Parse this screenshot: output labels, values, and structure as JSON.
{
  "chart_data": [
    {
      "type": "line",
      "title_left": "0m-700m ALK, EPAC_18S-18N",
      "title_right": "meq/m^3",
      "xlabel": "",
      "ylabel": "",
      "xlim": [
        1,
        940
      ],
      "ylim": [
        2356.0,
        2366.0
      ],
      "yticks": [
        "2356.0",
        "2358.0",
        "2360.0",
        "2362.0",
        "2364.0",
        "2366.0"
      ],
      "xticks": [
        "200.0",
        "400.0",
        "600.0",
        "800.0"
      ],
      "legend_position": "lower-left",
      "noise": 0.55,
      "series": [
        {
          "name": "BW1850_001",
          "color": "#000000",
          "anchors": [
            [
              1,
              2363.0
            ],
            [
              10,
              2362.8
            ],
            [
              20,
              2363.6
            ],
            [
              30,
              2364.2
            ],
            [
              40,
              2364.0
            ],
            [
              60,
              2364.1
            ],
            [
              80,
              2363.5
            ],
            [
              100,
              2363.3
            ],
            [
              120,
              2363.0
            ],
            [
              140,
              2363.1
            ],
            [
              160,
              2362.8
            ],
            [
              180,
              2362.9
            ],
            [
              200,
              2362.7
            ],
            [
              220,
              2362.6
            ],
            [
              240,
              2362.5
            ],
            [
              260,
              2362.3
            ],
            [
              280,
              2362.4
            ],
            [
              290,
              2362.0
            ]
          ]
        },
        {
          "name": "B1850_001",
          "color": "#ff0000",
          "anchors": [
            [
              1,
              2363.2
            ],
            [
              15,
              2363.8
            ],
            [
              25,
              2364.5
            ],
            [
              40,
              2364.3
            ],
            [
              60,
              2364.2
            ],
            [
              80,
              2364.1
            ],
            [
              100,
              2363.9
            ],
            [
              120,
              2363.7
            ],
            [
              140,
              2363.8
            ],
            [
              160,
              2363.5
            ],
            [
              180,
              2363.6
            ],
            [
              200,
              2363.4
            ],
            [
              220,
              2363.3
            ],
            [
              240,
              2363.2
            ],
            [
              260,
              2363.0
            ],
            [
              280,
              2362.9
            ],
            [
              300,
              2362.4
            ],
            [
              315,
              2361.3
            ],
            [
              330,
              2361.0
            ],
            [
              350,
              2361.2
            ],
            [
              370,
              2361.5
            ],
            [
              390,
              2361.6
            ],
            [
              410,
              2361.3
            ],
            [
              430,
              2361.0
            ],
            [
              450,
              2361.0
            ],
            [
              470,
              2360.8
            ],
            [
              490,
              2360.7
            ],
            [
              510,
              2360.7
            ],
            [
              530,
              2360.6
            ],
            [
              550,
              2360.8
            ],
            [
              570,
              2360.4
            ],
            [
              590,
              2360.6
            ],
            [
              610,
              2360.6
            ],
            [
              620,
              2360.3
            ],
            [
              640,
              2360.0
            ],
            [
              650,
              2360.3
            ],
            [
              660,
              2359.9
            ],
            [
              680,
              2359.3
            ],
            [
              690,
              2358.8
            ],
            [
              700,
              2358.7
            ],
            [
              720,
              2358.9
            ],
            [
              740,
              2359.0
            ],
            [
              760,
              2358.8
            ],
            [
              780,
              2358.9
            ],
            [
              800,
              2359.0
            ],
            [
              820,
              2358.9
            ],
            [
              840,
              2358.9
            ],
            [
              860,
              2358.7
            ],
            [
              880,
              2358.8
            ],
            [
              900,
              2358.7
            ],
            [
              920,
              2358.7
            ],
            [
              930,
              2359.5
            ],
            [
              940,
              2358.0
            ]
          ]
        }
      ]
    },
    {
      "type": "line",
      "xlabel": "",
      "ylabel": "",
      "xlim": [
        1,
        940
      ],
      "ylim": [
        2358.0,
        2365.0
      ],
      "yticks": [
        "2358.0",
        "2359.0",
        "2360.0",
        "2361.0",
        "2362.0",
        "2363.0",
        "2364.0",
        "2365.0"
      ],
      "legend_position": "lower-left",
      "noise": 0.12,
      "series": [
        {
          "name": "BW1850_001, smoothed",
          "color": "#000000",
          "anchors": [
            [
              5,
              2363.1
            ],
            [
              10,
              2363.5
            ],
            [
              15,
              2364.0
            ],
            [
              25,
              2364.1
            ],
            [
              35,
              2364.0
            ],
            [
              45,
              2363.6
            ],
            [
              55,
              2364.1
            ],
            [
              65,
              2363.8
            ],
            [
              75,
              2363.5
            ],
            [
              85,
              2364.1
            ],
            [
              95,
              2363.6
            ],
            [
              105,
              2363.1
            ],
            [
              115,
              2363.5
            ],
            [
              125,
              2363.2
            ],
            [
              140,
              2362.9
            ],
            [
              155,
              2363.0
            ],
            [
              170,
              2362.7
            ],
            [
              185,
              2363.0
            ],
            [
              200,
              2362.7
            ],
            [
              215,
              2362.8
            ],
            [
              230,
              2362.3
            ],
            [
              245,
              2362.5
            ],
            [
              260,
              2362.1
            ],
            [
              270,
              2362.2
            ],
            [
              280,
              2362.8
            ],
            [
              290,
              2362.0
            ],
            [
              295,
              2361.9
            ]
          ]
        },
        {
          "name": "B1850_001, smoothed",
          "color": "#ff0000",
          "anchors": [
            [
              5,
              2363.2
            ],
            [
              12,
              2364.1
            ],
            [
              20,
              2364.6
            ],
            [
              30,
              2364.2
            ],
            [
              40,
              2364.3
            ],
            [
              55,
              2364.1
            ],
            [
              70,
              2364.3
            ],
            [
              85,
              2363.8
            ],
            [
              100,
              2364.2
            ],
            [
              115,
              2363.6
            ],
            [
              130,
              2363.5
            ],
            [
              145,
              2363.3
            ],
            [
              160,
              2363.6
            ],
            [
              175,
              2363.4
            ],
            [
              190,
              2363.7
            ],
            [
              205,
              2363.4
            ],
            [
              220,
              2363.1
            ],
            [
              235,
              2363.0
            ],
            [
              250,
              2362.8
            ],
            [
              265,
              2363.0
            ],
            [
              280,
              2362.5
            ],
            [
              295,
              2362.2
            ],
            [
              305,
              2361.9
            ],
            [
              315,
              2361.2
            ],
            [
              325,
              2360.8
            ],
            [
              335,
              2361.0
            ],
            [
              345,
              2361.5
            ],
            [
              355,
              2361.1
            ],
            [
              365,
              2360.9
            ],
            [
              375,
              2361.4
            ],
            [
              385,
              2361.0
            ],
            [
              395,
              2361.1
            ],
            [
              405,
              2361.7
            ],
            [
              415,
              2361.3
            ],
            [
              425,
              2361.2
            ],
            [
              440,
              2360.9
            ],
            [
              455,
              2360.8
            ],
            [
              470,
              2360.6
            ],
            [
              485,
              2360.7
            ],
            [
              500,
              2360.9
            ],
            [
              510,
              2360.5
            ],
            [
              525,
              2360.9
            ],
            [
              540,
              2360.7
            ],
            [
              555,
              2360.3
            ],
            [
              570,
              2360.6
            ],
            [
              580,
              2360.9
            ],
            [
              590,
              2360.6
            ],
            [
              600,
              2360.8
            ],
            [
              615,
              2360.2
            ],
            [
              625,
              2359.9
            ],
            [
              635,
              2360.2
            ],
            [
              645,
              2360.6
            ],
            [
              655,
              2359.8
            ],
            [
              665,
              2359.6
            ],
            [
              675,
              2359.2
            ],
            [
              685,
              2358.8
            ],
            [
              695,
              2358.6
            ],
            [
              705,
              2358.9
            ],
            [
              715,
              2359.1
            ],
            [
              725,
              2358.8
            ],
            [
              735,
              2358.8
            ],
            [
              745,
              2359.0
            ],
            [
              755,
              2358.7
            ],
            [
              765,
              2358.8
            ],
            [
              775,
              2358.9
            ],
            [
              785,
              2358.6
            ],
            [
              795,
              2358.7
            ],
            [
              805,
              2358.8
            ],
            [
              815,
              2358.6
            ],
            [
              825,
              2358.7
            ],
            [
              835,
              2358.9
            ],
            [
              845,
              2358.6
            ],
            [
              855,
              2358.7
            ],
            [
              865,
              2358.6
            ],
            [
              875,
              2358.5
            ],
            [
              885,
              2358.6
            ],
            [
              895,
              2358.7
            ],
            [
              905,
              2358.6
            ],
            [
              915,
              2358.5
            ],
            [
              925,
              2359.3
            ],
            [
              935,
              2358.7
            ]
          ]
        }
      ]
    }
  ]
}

> [Short problem]:
What is the number of lines in this material that hold the string "name"? Answer with that number only.

> [Result of the exercise]:
4